# start of Supplied records
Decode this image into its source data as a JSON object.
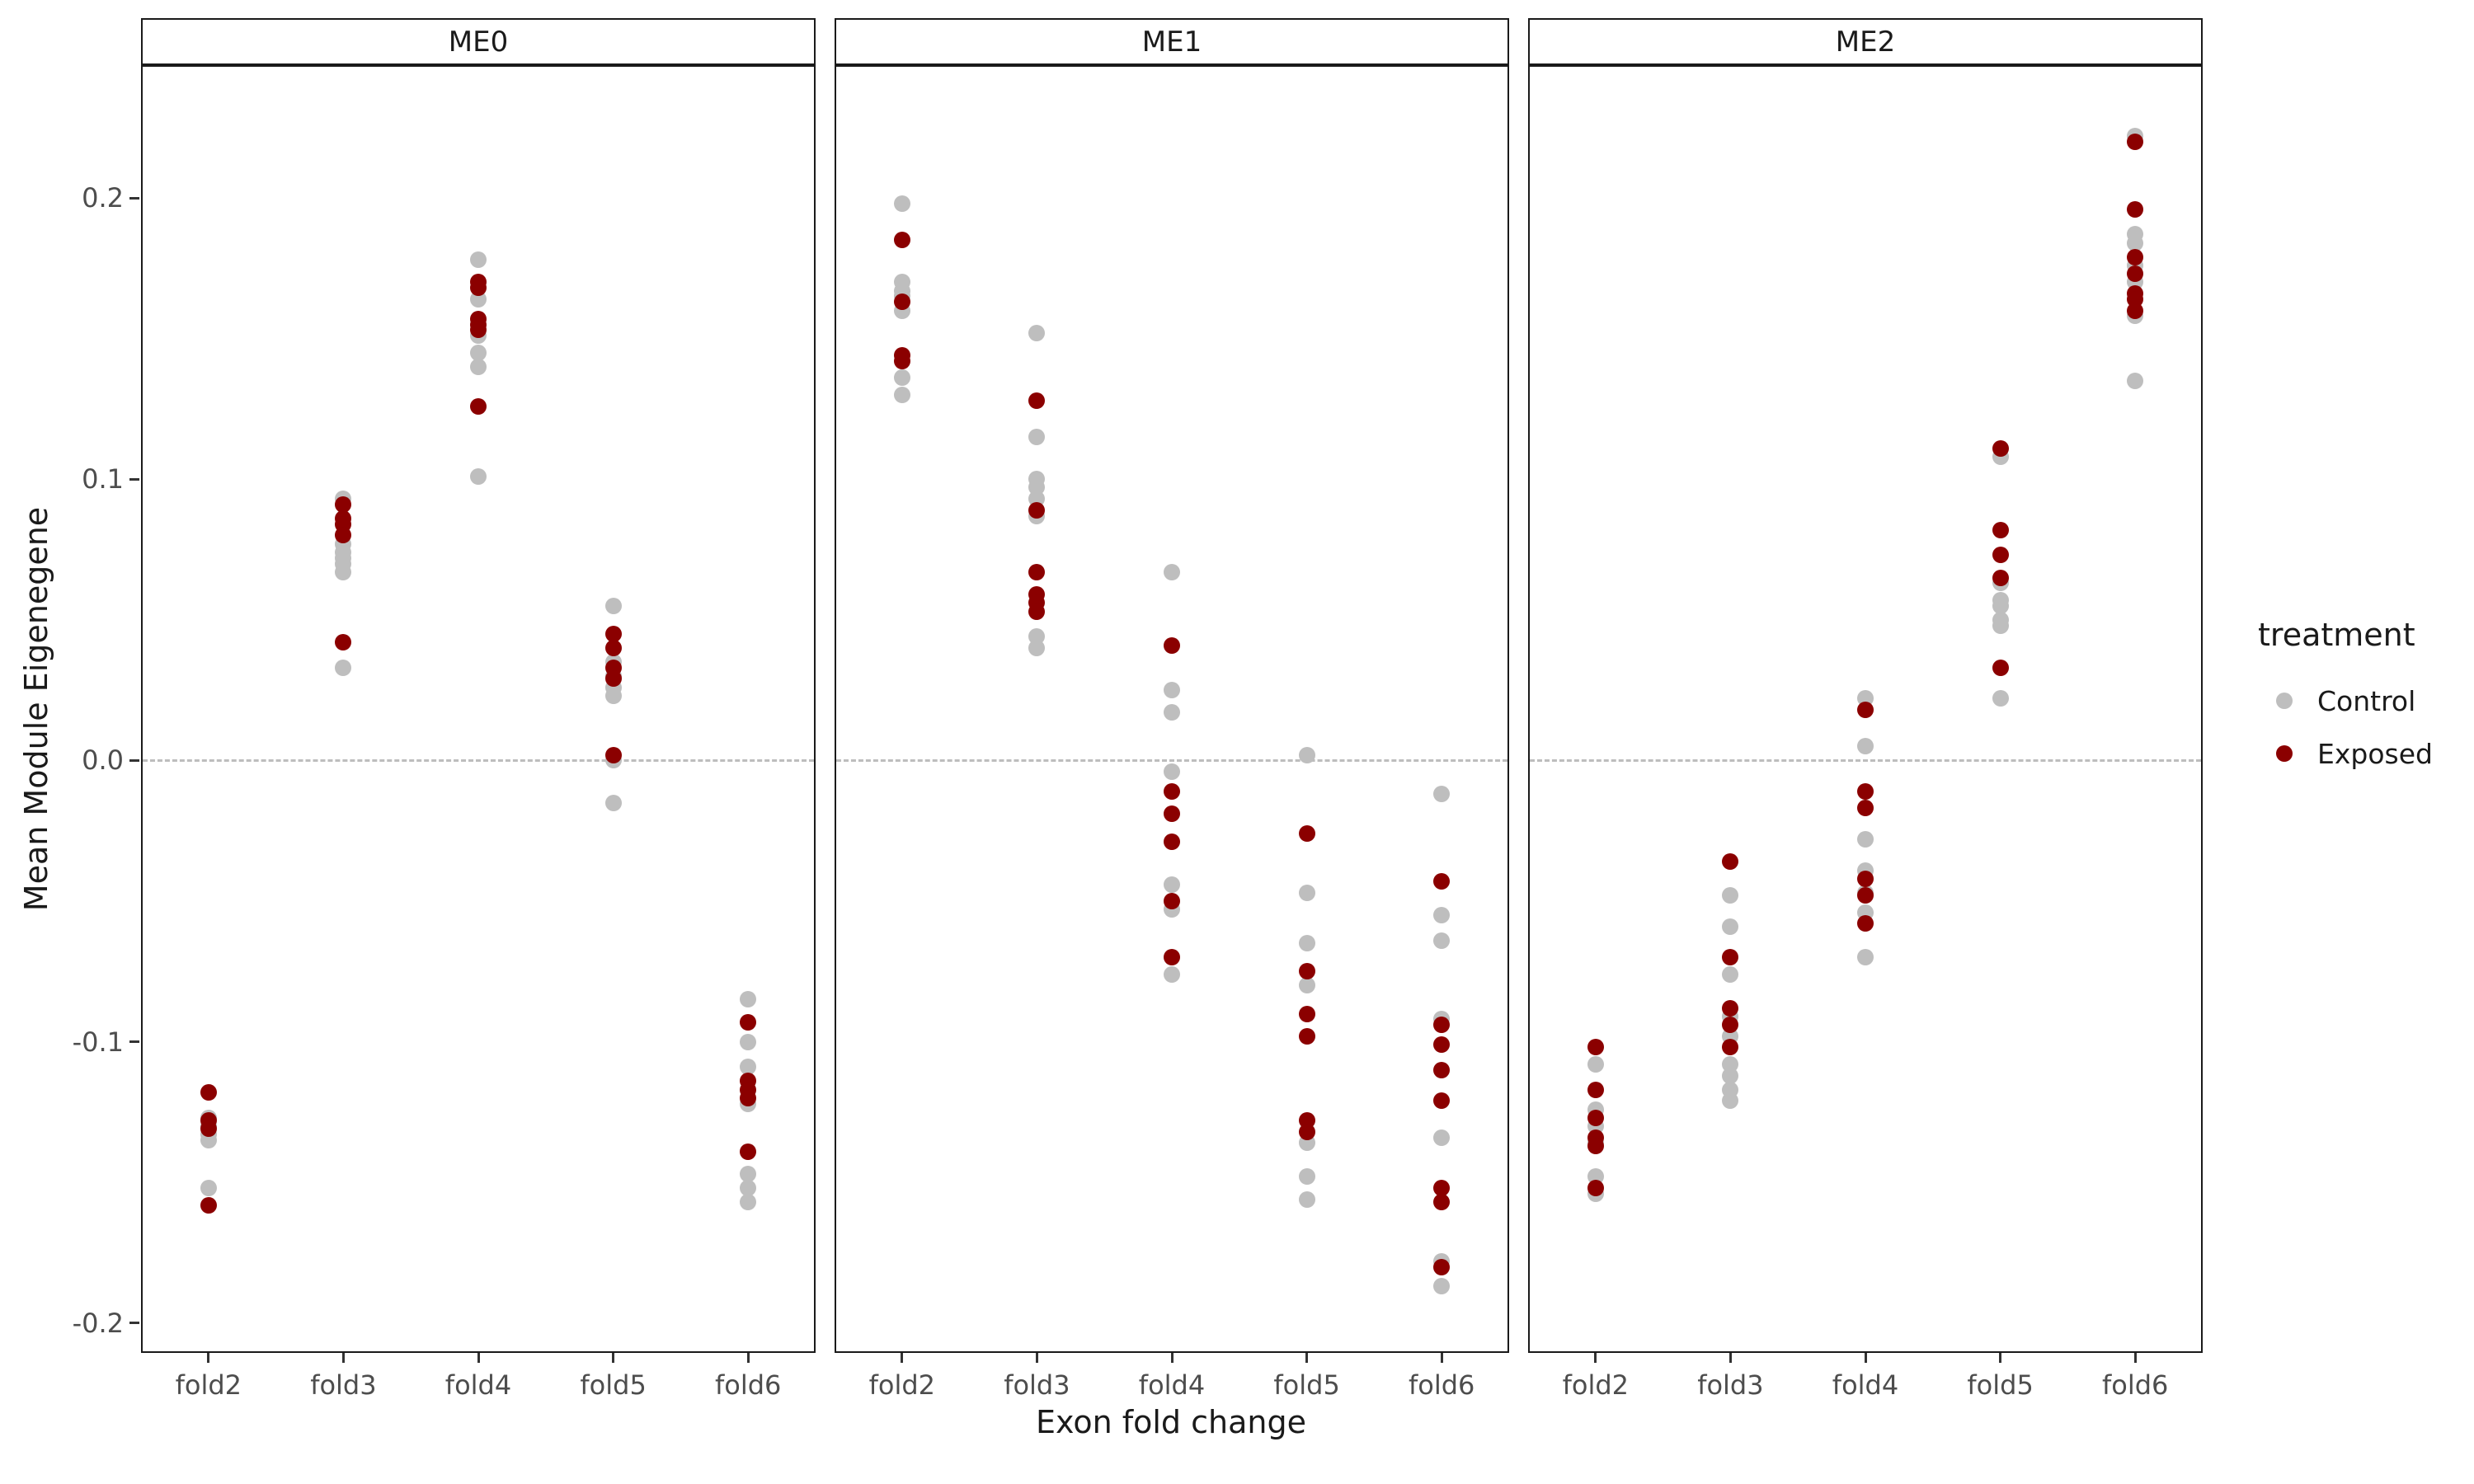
{
  "chart_data": {
    "type": "scatter",
    "title": "",
    "facets": [
      "ME0",
      "ME1",
      "ME2"
    ],
    "categories": [
      "fold2",
      "fold3",
      "fold4",
      "fold5",
      "fold6"
    ],
    "xlabel": "Exon fold change",
    "ylabel": "Mean Module Eigenegene",
    "ylim": [
      -0.2106,
      0.2472
    ],
    "yticks": [
      {
        "value": 0.2,
        "label": "0.2"
      },
      {
        "value": 0.1,
        "label": "0.1"
      },
      {
        "value": 0.0,
        "label": "0.0"
      },
      {
        "value": -0.1,
        "label": "-0.1"
      },
      {
        "value": -0.2,
        "label": "-0.2"
      }
    ],
    "hline": 0.0,
    "grid": false,
    "legend": {
      "title": "treatment",
      "position": "right",
      "entries": [
        {
          "label": "Control",
          "color": "#bebebe"
        },
        {
          "label": "Exposed",
          "color": "#8b0000"
        }
      ]
    },
    "series": [
      {
        "facet": "ME0",
        "category": "fold2",
        "treatment": "Control",
        "values": [
          -0.127,
          -0.13,
          -0.133,
          -0.135,
          -0.152
        ]
      },
      {
        "facet": "ME0",
        "category": "fold2",
        "treatment": "Exposed",
        "values": [
          -0.118,
          -0.128,
          -0.131,
          -0.158
        ]
      },
      {
        "facet": "ME0",
        "category": "fold3",
        "treatment": "Control",
        "values": [
          0.093,
          0.077,
          0.074,
          0.072,
          0.07,
          0.067,
          0.033
        ]
      },
      {
        "facet": "ME0",
        "category": "fold3",
        "treatment": "Exposed",
        "values": [
          0.091,
          0.086,
          0.084,
          0.08,
          0.042
        ]
      },
      {
        "facet": "ME0",
        "category": "fold4",
        "treatment": "Control",
        "values": [
          0.178,
          0.164,
          0.151,
          0.145,
          0.14,
          0.101
        ]
      },
      {
        "facet": "ME0",
        "category": "fold4",
        "treatment": "Exposed",
        "values": [
          0.17,
          0.168,
          0.157,
          0.155,
          0.153,
          0.126
        ]
      },
      {
        "facet": "ME0",
        "category": "fold5",
        "treatment": "Control",
        "values": [
          0.055,
          0.035,
          0.03,
          0.026,
          0.023,
          0.0,
          -0.015
        ]
      },
      {
        "facet": "ME0",
        "category": "fold5",
        "treatment": "Exposed",
        "values": [
          0.045,
          0.04,
          0.033,
          0.029,
          0.002
        ]
      },
      {
        "facet": "ME0",
        "category": "fold6",
        "treatment": "Control",
        "values": [
          -0.085,
          -0.1,
          -0.109,
          -0.122,
          -0.147,
          -0.152,
          -0.157
        ]
      },
      {
        "facet": "ME0",
        "category": "fold6",
        "treatment": "Exposed",
        "values": [
          -0.093,
          -0.114,
          -0.117,
          -0.12,
          -0.139
        ]
      },
      {
        "facet": "ME1",
        "category": "fold2",
        "treatment": "Control",
        "values": [
          0.198,
          0.17,
          0.167,
          0.165,
          0.16,
          0.136,
          0.13
        ]
      },
      {
        "facet": "ME1",
        "category": "fold2",
        "treatment": "Exposed",
        "values": [
          0.185,
          0.163,
          0.144,
          0.142
        ]
      },
      {
        "facet": "ME1",
        "category": "fold3",
        "treatment": "Control",
        "values": [
          0.152,
          0.115,
          0.1,
          0.097,
          0.093,
          0.087,
          0.044,
          0.04
        ]
      },
      {
        "facet": "ME1",
        "category": "fold3",
        "treatment": "Exposed",
        "values": [
          0.128,
          0.089,
          0.067,
          0.059,
          0.056,
          0.053
        ]
      },
      {
        "facet": "ME1",
        "category": "fold4",
        "treatment": "Control",
        "values": [
          0.067,
          0.025,
          0.017,
          -0.004,
          -0.044,
          -0.053,
          -0.076
        ]
      },
      {
        "facet": "ME1",
        "category": "fold4",
        "treatment": "Exposed",
        "values": [
          0.041,
          -0.011,
          -0.019,
          -0.029,
          -0.05,
          -0.07
        ]
      },
      {
        "facet": "ME1",
        "category": "fold5",
        "treatment": "Control",
        "values": [
          0.002,
          -0.047,
          -0.065,
          -0.08,
          -0.136,
          -0.148,
          -0.156
        ]
      },
      {
        "facet": "ME1",
        "category": "fold5",
        "treatment": "Exposed",
        "values": [
          -0.026,
          -0.075,
          -0.09,
          -0.098,
          -0.128,
          -0.132
        ]
      },
      {
        "facet": "ME1",
        "category": "fold6",
        "treatment": "Control",
        "values": [
          -0.012,
          -0.055,
          -0.064,
          -0.092,
          -0.134,
          -0.178,
          -0.187
        ]
      },
      {
        "facet": "ME1",
        "category": "fold6",
        "treatment": "Exposed",
        "values": [
          -0.043,
          -0.094,
          -0.101,
          -0.11,
          -0.121,
          -0.152,
          -0.157,
          -0.18
        ]
      },
      {
        "facet": "ME2",
        "category": "fold2",
        "treatment": "Control",
        "values": [
          -0.108,
          -0.124,
          -0.13,
          -0.136,
          -0.148,
          -0.154
        ]
      },
      {
        "facet": "ME2",
        "category": "fold2",
        "treatment": "Exposed",
        "values": [
          -0.102,
          -0.117,
          -0.127,
          -0.134,
          -0.137,
          -0.152
        ]
      },
      {
        "facet": "ME2",
        "category": "fold3",
        "treatment": "Control",
        "values": [
          -0.048,
          -0.059,
          -0.076,
          -0.091,
          -0.098,
          -0.108,
          -0.112,
          -0.117,
          -0.121
        ]
      },
      {
        "facet": "ME2",
        "category": "fold3",
        "treatment": "Exposed",
        "values": [
          -0.036,
          -0.07,
          -0.088,
          -0.094,
          -0.102
        ]
      },
      {
        "facet": "ME2",
        "category": "fold4",
        "treatment": "Control",
        "values": [
          0.022,
          0.005,
          -0.028,
          -0.039,
          -0.047,
          -0.054,
          -0.07
        ]
      },
      {
        "facet": "ME2",
        "category": "fold4",
        "treatment": "Exposed",
        "values": [
          0.018,
          -0.011,
          -0.017,
          -0.042,
          -0.048,
          -0.058
        ]
      },
      {
        "facet": "ME2",
        "category": "fold5",
        "treatment": "Control",
        "values": [
          0.108,
          0.063,
          0.057,
          0.055,
          0.05,
          0.048,
          0.022
        ]
      },
      {
        "facet": "ME2",
        "category": "fold5",
        "treatment": "Exposed",
        "values": [
          0.111,
          0.082,
          0.073,
          0.065,
          0.033
        ]
      },
      {
        "facet": "ME2",
        "category": "fold6",
        "treatment": "Control",
        "values": [
          0.222,
          0.187,
          0.184,
          0.176,
          0.17,
          0.158,
          0.135
        ]
      },
      {
        "facet": "ME2",
        "category": "fold6",
        "treatment": "Exposed",
        "values": [
          0.22,
          0.196,
          0.179,
          0.173,
          0.166,
          0.164,
          0.16
        ]
      }
    ]
  }
}
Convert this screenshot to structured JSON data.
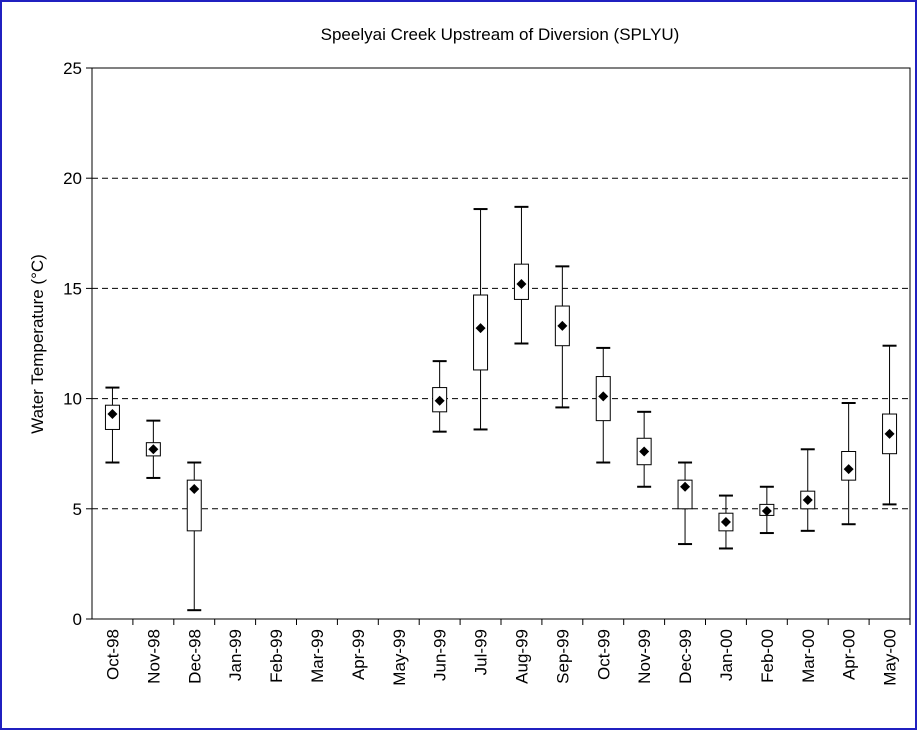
# end of Supplied records
▶ What is asked: Search the listing above for the string "this". Copy every line that contains it.

▶ Task result:
Decode this image into its source data as a JSON object.
Convert this screenshot to structured JSON data.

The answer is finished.